[Dataset excerpts]
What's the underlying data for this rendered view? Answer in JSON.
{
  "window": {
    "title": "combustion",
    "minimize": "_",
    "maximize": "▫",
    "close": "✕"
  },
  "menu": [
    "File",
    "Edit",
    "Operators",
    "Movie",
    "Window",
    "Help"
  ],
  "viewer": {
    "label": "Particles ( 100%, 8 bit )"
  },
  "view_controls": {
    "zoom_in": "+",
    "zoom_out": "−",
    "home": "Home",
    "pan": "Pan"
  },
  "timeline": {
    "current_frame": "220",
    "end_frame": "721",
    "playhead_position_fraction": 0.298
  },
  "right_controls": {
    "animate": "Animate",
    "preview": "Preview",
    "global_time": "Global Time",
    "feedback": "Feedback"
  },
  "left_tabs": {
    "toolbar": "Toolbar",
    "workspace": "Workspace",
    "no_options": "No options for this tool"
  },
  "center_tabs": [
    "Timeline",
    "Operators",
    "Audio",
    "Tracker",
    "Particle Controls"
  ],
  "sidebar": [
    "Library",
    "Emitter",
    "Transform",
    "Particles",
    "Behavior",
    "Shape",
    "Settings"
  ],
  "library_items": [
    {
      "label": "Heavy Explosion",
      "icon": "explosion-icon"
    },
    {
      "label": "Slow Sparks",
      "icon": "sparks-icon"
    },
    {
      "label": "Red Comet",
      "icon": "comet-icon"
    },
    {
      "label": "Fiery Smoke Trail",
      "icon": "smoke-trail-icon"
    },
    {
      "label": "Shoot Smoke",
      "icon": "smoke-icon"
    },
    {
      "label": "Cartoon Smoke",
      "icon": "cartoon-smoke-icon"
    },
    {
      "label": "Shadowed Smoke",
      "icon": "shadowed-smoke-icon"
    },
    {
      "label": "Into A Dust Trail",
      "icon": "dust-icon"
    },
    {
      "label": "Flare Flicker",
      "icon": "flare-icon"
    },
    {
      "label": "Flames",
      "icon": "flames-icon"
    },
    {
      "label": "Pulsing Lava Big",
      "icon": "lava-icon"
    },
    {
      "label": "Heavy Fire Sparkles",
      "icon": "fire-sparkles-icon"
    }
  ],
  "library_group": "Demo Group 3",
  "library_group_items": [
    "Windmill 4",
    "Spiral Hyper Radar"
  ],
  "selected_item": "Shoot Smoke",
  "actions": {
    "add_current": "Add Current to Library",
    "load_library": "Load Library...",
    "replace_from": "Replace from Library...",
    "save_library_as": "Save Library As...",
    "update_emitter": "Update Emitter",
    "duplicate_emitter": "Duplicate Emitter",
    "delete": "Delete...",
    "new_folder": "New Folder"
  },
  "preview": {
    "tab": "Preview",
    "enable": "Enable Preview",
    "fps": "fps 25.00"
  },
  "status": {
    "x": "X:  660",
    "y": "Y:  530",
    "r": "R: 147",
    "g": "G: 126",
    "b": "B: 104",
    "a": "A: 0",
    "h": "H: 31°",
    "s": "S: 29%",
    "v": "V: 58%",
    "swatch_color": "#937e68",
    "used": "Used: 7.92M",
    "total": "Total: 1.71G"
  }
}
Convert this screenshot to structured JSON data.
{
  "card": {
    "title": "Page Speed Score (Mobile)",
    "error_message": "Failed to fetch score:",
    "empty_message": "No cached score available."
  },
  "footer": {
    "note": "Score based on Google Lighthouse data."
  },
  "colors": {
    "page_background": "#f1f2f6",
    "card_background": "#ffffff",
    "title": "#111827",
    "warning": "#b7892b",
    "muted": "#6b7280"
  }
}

**WHAT THE TASK REQUIRES**
From the line holding "Convert this screenshot" down to the final line above, quote every line exactly and only those lines.

**SOLUTION**
Convert this screenshot to structured JSON data.
{
  "card": {
    "title": "Page Speed Score (Mobile)",
    "error_message": "Failed to fetch score:",
    "empty_message": "No cached score available."
  },
  "footer": {
    "note": "Score based on Google Lighthouse data."
  },
  "colors": {
    "page_background": "#f1f2f6",
    "card_background": "#ffffff",
    "title": "#111827",
    "warning": "#b7892b",
    "muted": "#6b7280"
  }
}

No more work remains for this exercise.